[GIVEN RECORDS]
-------

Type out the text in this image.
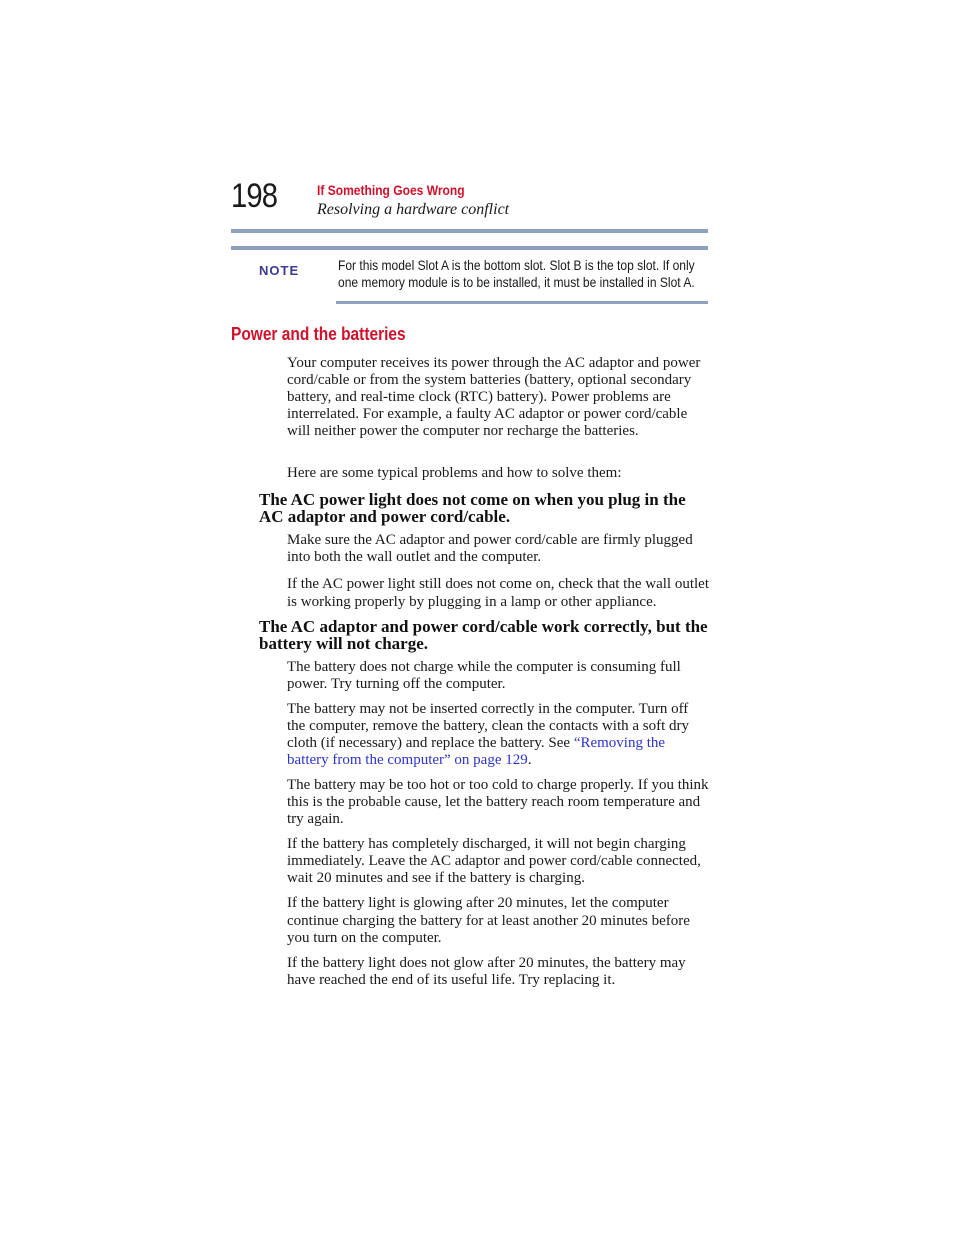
198	If Something Goes Wrong
Resolving a hardware conflict
NOTE	For this model Slot A is the bottom slot. Slot B is the top slot. If only one memory module is to be installed, it must be installed in Slot A.
Power and the batteries
Your computer receives its power through the AC adaptor and power cord/cable or from the system batteries (battery, optional secondary battery, and real-time clock (RTC) battery). Power problems are interrelated. For example, a faulty AC adaptor or power cord/cable will neither power the computer nor recharge the batteries.
Here are some typical problems and how to solve them:
The AC power light does not come on when you plug in the AC adaptor and power cord/cable.
Make sure the AC adaptor and power cord/cable are firmly plugged into both the wall outlet and the computer.
If the AC power light still does not come on, check that the wall outlet is working properly by plugging in a lamp or other appliance.
The AC adaptor and power cord/cable work correctly, but the battery will not charge.
The battery does not charge while the computer is consuming full power. Try turning off the computer.
The battery may not be inserted correctly in the computer. Turn off the computer, remove the battery, clean the contacts with a soft dry cloth (if necessary) and replace the battery. See “Removing the battery from the computer” on page 129.
The battery may be too hot or too cold to charge properly. If you think this is the probable cause, let the battery reach room temperature and try again.
If the battery has completely discharged, it will not begin charging immediately. Leave the AC adaptor and power cord/cable connected, wait 20 minutes and see if the battery is charging.
If the battery light is glowing after 20 minutes, let the computer continue charging the battery for at least another 20 minutes before you turn on the computer.
If the battery light does not glow after 20 minutes, the battery may have reached the end of its useful life. Try replacing it.
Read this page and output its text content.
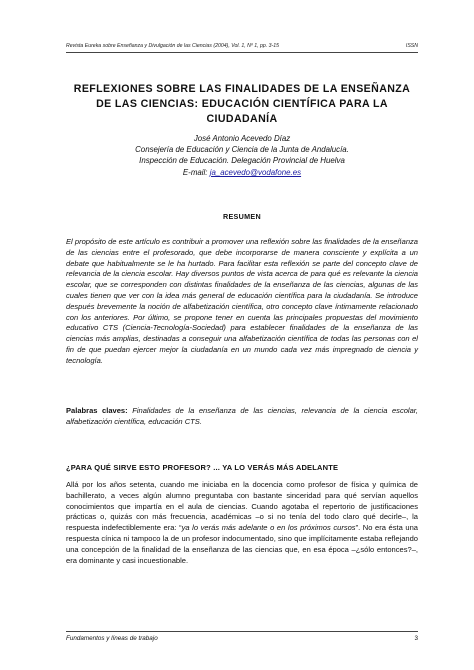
Revista Eureka sobre Enseñanza y Divulgación de las Ciencias (2004), Vol. 1, Nº 1, pp. 3-15	ISSN
REFLEXIONES SOBRE LAS FINALIDADES DE LA ENSEÑANZA
DE LAS CIENCIAS: EDUCACIÓN CIENTÍFICA PARA LA
CIUDADANÍA
José Antonio Acevedo Díaz
Consejería de Educación y Ciencia de la Junta de Andalucía.
Inspección de Educación. Delegación Provincial de Huelva
E-mail: ja_acevedo@vodafone.es
RESUMEN

El propósito de este artículo es contribuir a promover una reflexión sobre las finalidades de la enseñanza de las ciencias entre el profesorado, que debe incorporarse de manera consciente y explícita a un debate que habitualmente se le ha hurtado. Para facilitar esta reflexión se parte del concepto clave de relevancia de la ciencia escolar. Hay diversos puntos de vista acerca de para qué es relevante la ciencia escolar, que se corresponden con distintas finalidades de la enseñanza de las ciencias, algunas de las cuales tienen que ver con la idea más general de educación científica para la ciudadanía. Se introduce después brevemente la noción de alfabetización científica, otro concepto clave íntimamente relacionado con los anteriores. Por último, se propone tener en cuenta las principales propuestas del movimiento educativo CTS (Ciencia-Tecnología-Sociedad) para establecer finalidades de la enseñanza de las ciencias más amplias, destinadas a conseguir una alfabetización científica de todas las personas con el fin de que puedan ejercer mejor la ciudadanía en un mundo cada vez más impregnado de ciencia y tecnología.

Palabras claves: Finalidades de la enseñanza de las ciencias, relevancia de la ciencia escolar, alfabetización científica, educación CTS.

¿PARA QUÉ SIRVE ESTO PROFESOR? ... YA LO VERÁS MÁS ADELANTE

Allá por los años setenta, cuando me iniciaba en la docencia como profesor de física y química de bachillerato, a veces algún alumno preguntaba con bastante sinceridad para qué servían aquellos conocimientos que impartía en el aula de ciencias. Cuando agotaba el repertorio de justificaciones prácticas o, quizás con más frecuencia, académicas –o si no tenía del todo claro qué decirle–, la respuesta indefectiblemente era: “ya lo verás más adelante o en los próximos cursos”. No era ésta una respuesta cínica ni tampoco la de un profesor indocumentado, sino que implícitamente estaba reflejando una concepción de la finalidad de la enseñanza de las ciencias que, en esa época –¿sólo entonces?–, era dominante y casi incuestionable.

Fundamentos y líneas de trabajo	3
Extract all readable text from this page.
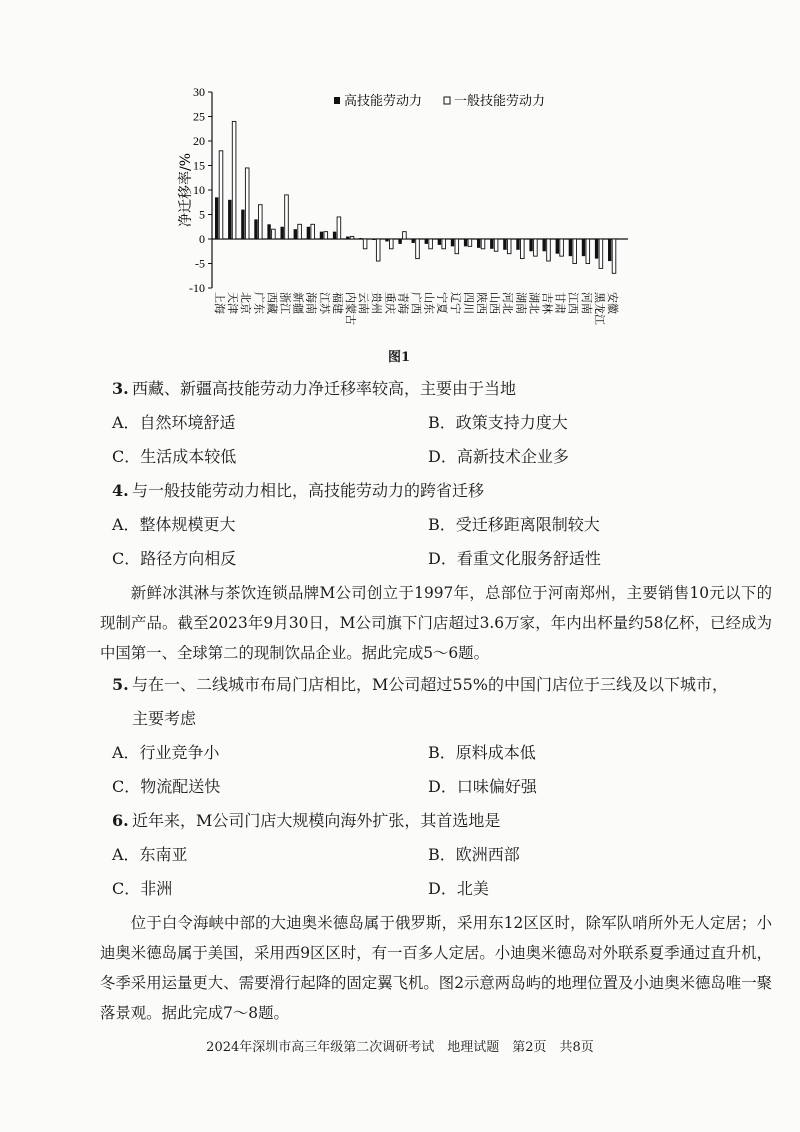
30
25
20
15
10
5
0
-5
-10
净迁移率/%
高技能劳动力 一般技能劳动力
上海 天津 北京 广东 西藏 浙江 新疆 海南 江苏 福建 内蒙古 云南 贵州 重庆 青海 广西 山东 宁夏 辽宁 四川 陕西 山西 河北 湖南 湖北 吉林 甘肃 江西 河南 黑龙江 安徽
图1
3. 西藏、新疆高技能劳动力净迁移率较高，主要由于当地
A．自然环境舒适	B．政策支持力度大
C．生活成本较低	D．高新技术企业多
4. 与一般技能劳动力相比，高技能劳动力的跨省迁移
A．整体规模更大	B．受迁移距离限制较大
C．路径方向相反	D．看重文化服务舒适性
新鲜冰淇淋与茶饮连锁品牌M公司创立于1997年，总部位于河南郑州，主要销售10元以下的现制产品。截至2023年9月30日，M公司旗下门店超过3.6万家，年内出杯量约58亿杯，已经成为中国第一、全球第二的现制饮品企业。据此完成5～6题。
5. 与在一、二线城市布局门店相比，M公司超过55%的中国门店位于三线及以下城市，
主要考虑
A．行业竞争小	B．原料成本低
C．物流配送快	D．口味偏好强
6. 近年来，M公司门店大规模向海外扩张，其首选地是
A．东南亚	B．欧洲西部
C．非洲	D．北美
位于白令海峡中部的大迪奥米德岛属于俄罗斯，采用东12区区时，除军队哨所外无人定居；小迪奥米德岛属于美国，采用西9区区时，有一百多人定居。小迪奥米德岛对外联系夏季通过直升机，冬季采用运量更大、需要滑行起降的固定翼飞机。图2示意两岛屿的地理位置及小迪奥米德岛唯一聚落景观。据此完成7～8题。
2024年深圳市高三年级第二次调研考试　地理试题　第2页　共8页
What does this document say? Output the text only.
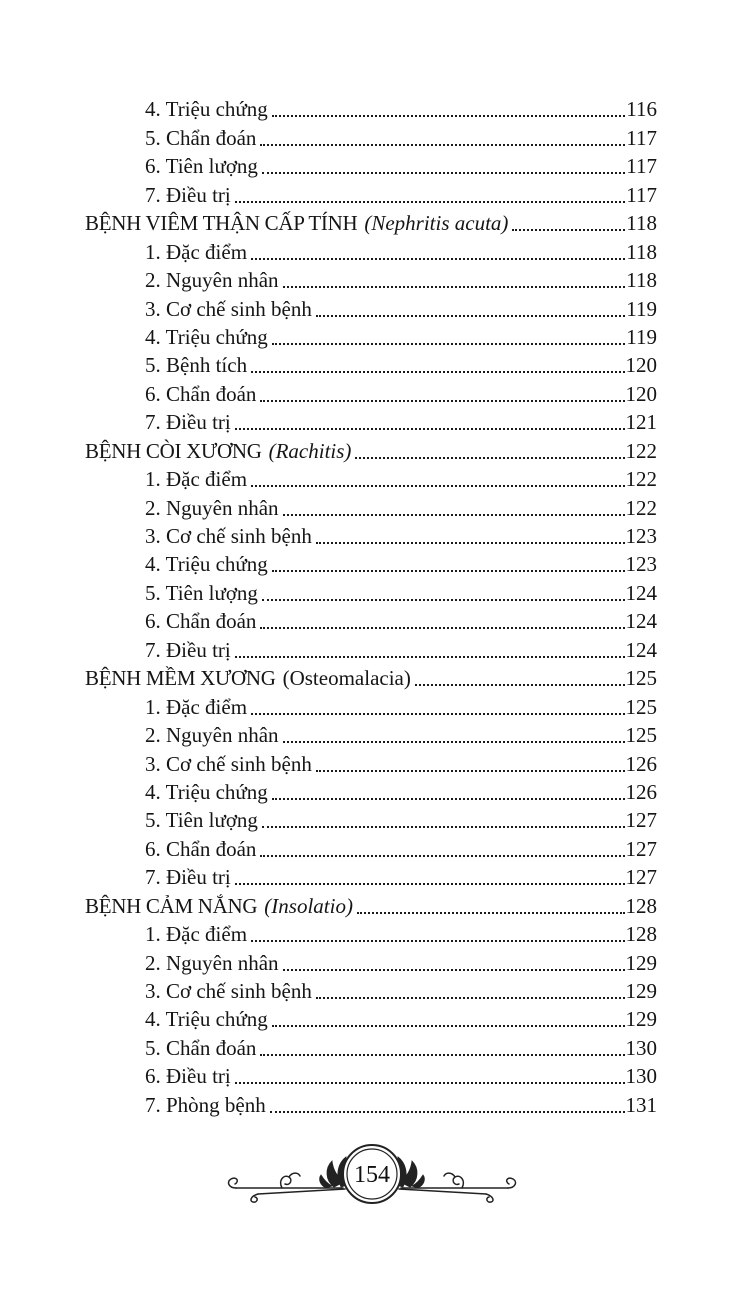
4. Triệu chứng	116
5. Chẩn đoán	117
6. Tiên lượng	117
7. Điều trị	117
BỆNH VIÊM THẬN CẤP TÍNH (Nephritis acuta)	118
1. Đặc điểm	118
2. Nguyên nhân	118
3. Cơ chế sinh bệnh	119
4. Triệu chứng	119
5. Bệnh tích	120
6. Chẩn đoán	120
7. Điều trị	121
BỆNH CÒI XƯƠNG (Rachitis)	122
1. Đặc điểm	122
2. Nguyên nhân	122
3. Cơ chế sinh bệnh	123
4. Triệu chứng	123
5. Tiên lượng	124
6. Chẩn đoán	124
7. Điều trị	124
BỆNH MỀM XƯƠNG (Osteomalacia)	125
1. Đặc điểm	125
2. Nguyên nhân	125
3. Cơ chế sinh bệnh	126
4. Triệu chứng	126
5. Tiên lượng	127
6. Chẩn đoán	127
7. Điều trị	127
BỆNH CẢM NẮNG (Insolatio)	128
1. Đặc điểm	128
2. Nguyên nhân	129
3. Cơ chế sinh bệnh	129
4. Triệu chứng	129
5. Chẩn đoán	130
6. Điều trị	130
7. Phòng bệnh	131
154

-------

[GIVEN INSTRUCTION] Retype everything in the material word for word, minus pictures.

[EXERCISE RESPONSE]
Type out the text in this image.
198	If Something Goes Wrong
Resolving a hardware conflict
NOTE	For this model Slot A is the bottom slot. Slot B is the top slot. If only one memory module is to be installed, it must be installed in Slot A.
Power and the batteries
Your computer receives its power through the AC adaptor and power cord/cable or from the system batteries (battery, optional secondary battery, and real-time clock (RTC) battery). Power problems are interrelated. For example, a faulty AC adaptor or power cord/cable will neither power the computer nor recharge the batteries.
Here are some typical problems and how to solve them:
The AC power light does not come on when you plug in the AC adaptor and power cord/cable.
Make sure the AC adaptor and power cord/cable are firmly plugged into both the wall outlet and the computer.
If the AC power light still does not come on, check that the wall outlet is working properly by plugging in a lamp or other appliance.
The AC adaptor and power cord/cable work correctly, but the battery will not charge.
The battery does not charge while the computer is consuming full power. Try turning off the computer.
The battery may not be inserted correctly in the computer. Turn off the computer, remove the battery, clean the contacts with a soft dry cloth (if necessary) and replace the battery. See “Removing the battery from the computer” on page 129.
The battery may be too hot or too cold to charge properly. If you think this is the probable cause, let the battery reach room temperature and try again.
If the battery has completely discharged, it will not begin charging immediately. Leave the AC adaptor and power cord/cable connected, wait 20 minutes and see if the battery is charging.
If the battery light is glowing after 20 minutes, let the computer continue charging the battery for at least another 20 minutes before you turn on the computer.
If the battery light does not glow after 20 minutes, the battery may have reached the end of its useful life. Try replacing it.
Read this page and output its text content.
Revista Eureka sobre Enseñanza y Divulgación de las Ciencias (2004), Vol. 1, Nº 1, pp. 3-15	ISSN
REFLEXIONES SOBRE LAS FINALIDADES DE LA ENSEÑANZA
DE LAS CIENCIAS: EDUCACIÓN CIENTÍFICA PARA LA
CIUDADANÍA
José Antonio Acevedo Díaz
Consejería de Educación y Ciencia de la Junta de Andalucía.
Inspección de Educación. Delegación Provincial de Huelva
E-mail: ja_acevedo@vodafone.es
RESUMEN

El propósito de este artículo es contribuir a promover una reflexión sobre las finalidades de la enseñanza de las ciencias entre el profesorado, que debe incorporarse de manera consciente y explícita a un debate que habitualmente se le ha hurtado. Para facilitar esta reflexión se parte del concepto clave de relevancia de la ciencia escolar. Hay diversos puntos de vista acerca de para qué es relevante la ciencia escolar, que se corresponden con distintas finalidades de la enseñanza de las ciencias, algunas de las cuales tienen que ver con la idea más general de educación científica para la ciudadanía. Se introduce después brevemente la noción de alfabetización científica, otro concepto clave íntimamente relacionado con los anteriores. Por último, se propone tener en cuenta las principales propuestas del movimiento educativo CTS (Ciencia-Tecnología-Sociedad) para establecer finalidades de la enseñanza de las ciencias más amplias, destinadas a conseguir una alfabetización científica de todas las personas con el fin de que puedan ejercer mejor la ciudadanía en un mundo cada vez más impregnado de ciencia y tecnología.

Palabras claves: Finalidades de la enseñanza de las ciencias, relevancia de la ciencia escolar, alfabetización científica, educación CTS.

¿PARA QUÉ SIRVE ESTO PROFESOR? ... YA LO VERÁS MÁS ADELANTE

Allá por los años setenta, cuando me iniciaba en la docencia como profesor de física y química de bachillerato, a veces algún alumno preguntaba con bastante sinceridad para qué servían aquellos conocimientos que impartía en el aula de ciencias. Cuando agotaba el repertorio de justificaciones prácticas o, quizás con más frecuencia, académicas –o si no tenía del todo claro qué decirle–, la respuesta indefectiblemente era: “ya lo verás más adelante o en los próximos cursos”. No era ésta una respuesta cínica ni tampoco la de un profesor indocumentado, sino que implícitamente estaba reflejando una concepción de la finalidad de la enseñanza de las ciencias que, en esa época –¿sólo entonces?–, era dominante y casi incuestionable.

Fundamentos y líneas de trabajo	3
Extract all readable text from this page.
30
25
20
15
10
5
0
-5
-10
净迁移率/%
高技能劳动力 一般技能劳动力
上海 天津 北京 广东 西藏 浙江 新疆 海南 江苏 福建 内蒙古 云南 贵州 重庆 青海 广西 山东 宁夏 辽宁 四川 陕西 山西 河北 湖南 湖北 吉林 甘肃 江西 河南 黑龙江 安徽
图1
3. 西藏、新疆高技能劳动力净迁移率较高，主要由于当地
A．自然环境舒适	B．政策支持力度大
C．生活成本较低	D．高新技术企业多
4. 与一般技能劳动力相比，高技能劳动力的跨省迁移
A．整体规模更大	B．受迁移距离限制较大
C．路径方向相反	D．看重文化服务舒适性
新鲜冰淇淋与茶饮连锁品牌M公司创立于1997年，总部位于河南郑州，主要销售10元以下的现制产品。截至2023年9月30日，M公司旗下门店超过3.6万家，年内出杯量约58亿杯，已经成为中国第一、全球第二的现制饮品企业。据此完成5～6题。
5. 与在一、二线城市布局门店相比，M公司超过55%的中国门店位于三线及以下城市，
主要考虑
A．行业竞争小	B．原料成本低
C．物流配送快	D．口味偏好强
6. 近年来，M公司门店大规模向海外扩张，其首选地是
A．东南亚	B．欧洲西部
C．非洲	D．北美
位于白令海峡中部的大迪奥米德岛属于俄罗斯，采用东12区区时，除军队哨所外无人定居；小迪奥米德岛属于美国，采用西9区区时，有一百多人定居。小迪奥米德岛对外联系夏季通过直升机，冬季采用运量更大、需要滑行起降的固定翼飞机。图2示意两岛屿的地理位置及小迪奥米德岛唯一聚落景观。据此完成7～8题。
2024年深圳市高三年级第二次调研考试　地理试题　第2页　共8页
What does this document say? Output the text only.
4. Triệu chứng	116
5. Chẩn đoán	117
6. Tiên lượng	117
7. Điều trị	117
BỆNH VIÊM THẬN CẤP TÍNH (Nephritis acuta)	118
1. Đặc điểm	118
2. Nguyên nhân	118
3. Cơ chế sinh bệnh	119
4. Triệu chứng	119
5. Bệnh tích	120
6. Chẩn đoán	120
7. Điều trị	121
BỆNH CÒI XƯƠNG (Rachitis)	122
1. Đặc điểm	122
2. Nguyên nhân	122
3. Cơ chế sinh bệnh	123
4. Triệu chứng	123
5. Tiên lượng	124
6. Chẩn đoán	124
7. Điều trị	124
BỆNH MỀM XƯƠNG (Osteomalacia)	125
1. Đặc điểm	125
2. Nguyên nhân	125
3. Cơ chế sinh bệnh	126
4. Triệu chứng	126
5. Tiên lượng	127
6. Chẩn đoán	127
7. Điều trị	127
BỆNH CẢM NẮNG (Insolatio)	128
1. Đặc điểm	128
2. Nguyên nhân	129
3. Cơ chế sinh bệnh	129
4. Triệu chứng	129
5. Chẩn đoán	130
6. Điều trị	130
7. Phòng bệnh	131
154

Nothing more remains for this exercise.